— START OF Source data —

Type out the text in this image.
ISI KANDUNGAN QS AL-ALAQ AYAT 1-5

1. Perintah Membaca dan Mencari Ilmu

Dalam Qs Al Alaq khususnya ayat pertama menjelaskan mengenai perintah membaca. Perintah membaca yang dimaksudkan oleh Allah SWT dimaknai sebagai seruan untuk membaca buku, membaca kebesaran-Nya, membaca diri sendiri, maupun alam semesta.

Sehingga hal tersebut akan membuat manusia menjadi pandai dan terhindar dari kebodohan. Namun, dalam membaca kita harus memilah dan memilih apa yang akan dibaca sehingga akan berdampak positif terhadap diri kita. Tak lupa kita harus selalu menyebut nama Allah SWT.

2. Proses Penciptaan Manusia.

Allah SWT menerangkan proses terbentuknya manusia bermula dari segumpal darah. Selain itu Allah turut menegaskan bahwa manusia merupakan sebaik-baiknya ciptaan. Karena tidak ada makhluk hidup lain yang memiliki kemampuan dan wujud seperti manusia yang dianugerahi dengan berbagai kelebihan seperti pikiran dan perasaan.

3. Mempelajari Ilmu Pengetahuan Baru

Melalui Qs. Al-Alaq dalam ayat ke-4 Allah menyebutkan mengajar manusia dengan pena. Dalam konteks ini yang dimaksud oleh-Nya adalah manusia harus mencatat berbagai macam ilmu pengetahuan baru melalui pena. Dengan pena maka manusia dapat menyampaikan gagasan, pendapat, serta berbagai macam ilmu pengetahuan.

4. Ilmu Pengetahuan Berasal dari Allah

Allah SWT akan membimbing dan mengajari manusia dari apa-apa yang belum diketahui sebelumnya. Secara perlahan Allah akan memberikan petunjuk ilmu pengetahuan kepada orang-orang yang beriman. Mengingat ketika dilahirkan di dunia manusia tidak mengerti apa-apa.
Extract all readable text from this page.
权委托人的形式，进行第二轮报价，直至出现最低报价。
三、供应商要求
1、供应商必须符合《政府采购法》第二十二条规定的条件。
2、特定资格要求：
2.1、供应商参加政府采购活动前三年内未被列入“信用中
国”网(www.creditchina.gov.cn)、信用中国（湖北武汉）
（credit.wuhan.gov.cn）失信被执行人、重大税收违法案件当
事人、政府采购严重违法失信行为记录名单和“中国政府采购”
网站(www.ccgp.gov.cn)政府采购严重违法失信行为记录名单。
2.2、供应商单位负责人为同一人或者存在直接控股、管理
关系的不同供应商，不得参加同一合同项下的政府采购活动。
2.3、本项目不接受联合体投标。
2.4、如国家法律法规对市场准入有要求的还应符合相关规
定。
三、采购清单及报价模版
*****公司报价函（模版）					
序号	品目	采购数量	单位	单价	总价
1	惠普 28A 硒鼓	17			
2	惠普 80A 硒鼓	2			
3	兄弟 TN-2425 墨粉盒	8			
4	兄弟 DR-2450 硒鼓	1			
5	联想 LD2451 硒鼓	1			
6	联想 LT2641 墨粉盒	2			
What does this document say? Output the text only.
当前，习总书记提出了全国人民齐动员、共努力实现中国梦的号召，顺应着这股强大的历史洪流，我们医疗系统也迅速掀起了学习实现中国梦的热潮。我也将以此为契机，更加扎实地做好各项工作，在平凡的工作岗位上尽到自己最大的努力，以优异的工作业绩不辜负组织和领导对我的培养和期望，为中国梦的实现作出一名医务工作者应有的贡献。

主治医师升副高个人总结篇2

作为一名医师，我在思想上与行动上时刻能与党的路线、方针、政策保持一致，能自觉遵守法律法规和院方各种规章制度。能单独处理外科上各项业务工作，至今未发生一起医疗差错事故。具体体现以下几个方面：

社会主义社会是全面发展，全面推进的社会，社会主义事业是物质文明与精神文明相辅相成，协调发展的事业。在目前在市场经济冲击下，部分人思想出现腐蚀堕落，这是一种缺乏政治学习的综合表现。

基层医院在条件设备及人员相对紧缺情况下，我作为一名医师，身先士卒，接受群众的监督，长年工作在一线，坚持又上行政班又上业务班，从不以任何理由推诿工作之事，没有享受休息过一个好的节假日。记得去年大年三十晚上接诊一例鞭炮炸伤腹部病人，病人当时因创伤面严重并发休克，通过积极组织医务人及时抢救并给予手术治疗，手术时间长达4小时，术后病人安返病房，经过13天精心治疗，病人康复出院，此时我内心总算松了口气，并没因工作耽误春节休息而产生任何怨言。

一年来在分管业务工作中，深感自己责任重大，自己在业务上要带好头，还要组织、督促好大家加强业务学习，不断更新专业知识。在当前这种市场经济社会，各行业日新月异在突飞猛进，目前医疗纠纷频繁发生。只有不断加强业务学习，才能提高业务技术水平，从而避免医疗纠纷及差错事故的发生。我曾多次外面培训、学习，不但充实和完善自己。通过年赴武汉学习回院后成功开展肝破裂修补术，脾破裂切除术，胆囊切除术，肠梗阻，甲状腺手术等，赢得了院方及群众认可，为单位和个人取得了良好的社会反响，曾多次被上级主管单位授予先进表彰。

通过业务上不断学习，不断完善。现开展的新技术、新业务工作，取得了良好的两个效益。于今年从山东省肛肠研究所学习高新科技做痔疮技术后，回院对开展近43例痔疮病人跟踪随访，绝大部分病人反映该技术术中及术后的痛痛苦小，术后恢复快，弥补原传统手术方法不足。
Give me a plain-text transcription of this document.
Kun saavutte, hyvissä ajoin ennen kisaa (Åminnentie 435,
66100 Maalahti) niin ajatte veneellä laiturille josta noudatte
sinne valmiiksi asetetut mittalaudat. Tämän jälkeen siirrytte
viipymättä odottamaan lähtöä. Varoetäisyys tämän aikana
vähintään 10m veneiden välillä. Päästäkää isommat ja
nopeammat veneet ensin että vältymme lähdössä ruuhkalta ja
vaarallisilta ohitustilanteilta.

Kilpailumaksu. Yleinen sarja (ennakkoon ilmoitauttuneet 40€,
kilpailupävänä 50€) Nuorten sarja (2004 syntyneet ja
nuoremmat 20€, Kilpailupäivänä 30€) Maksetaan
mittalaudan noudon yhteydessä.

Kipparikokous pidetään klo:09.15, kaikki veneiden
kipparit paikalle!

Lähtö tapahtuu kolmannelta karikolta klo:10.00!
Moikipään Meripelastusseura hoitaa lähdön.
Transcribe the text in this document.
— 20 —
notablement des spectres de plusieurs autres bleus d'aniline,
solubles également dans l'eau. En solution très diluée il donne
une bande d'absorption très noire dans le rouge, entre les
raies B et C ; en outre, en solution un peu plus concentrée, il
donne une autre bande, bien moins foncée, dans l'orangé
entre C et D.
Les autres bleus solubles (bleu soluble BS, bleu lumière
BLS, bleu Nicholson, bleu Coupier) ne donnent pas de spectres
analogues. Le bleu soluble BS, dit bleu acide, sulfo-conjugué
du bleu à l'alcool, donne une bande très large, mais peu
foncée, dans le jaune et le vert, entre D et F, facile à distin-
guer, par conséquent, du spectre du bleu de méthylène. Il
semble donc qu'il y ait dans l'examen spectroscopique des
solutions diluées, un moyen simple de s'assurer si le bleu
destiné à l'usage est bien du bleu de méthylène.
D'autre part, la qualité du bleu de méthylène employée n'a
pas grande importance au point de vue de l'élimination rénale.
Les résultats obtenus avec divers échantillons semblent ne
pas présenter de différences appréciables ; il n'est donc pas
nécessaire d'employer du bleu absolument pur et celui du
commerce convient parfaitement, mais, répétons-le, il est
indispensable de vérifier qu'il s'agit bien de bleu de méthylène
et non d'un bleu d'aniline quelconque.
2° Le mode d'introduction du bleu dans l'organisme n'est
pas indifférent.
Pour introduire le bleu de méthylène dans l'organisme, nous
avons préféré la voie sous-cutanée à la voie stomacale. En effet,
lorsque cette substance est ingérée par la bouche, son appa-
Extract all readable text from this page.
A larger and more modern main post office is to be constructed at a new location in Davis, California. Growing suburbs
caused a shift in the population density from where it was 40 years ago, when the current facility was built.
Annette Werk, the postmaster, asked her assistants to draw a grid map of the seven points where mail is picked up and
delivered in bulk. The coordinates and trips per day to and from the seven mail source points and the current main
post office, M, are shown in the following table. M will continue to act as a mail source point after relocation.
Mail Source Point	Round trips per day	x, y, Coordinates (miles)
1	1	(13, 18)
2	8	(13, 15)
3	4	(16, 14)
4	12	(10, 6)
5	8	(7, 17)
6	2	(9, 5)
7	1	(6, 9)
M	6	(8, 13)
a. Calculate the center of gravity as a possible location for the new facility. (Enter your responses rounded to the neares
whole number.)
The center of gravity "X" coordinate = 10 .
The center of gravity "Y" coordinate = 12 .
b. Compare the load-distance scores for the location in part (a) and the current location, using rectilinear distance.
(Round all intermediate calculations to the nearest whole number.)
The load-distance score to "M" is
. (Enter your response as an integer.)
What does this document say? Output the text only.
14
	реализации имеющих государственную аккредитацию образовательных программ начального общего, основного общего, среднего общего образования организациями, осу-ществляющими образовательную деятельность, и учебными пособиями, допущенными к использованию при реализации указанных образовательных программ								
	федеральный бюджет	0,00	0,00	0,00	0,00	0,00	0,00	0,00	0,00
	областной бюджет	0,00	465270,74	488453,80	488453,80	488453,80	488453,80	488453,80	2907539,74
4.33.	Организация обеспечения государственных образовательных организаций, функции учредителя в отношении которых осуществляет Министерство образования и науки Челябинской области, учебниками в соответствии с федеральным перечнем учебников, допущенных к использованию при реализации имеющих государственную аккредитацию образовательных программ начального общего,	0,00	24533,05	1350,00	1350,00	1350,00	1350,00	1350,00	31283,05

— END OF Source data —

From the listing above, return each line with the word "part".

- **The result**:
D'autre part, la qualité du bleu de méthylène employée n'a
b. Compare the load-distance scores for the location in part (a) and the current location, using rectilinear distance.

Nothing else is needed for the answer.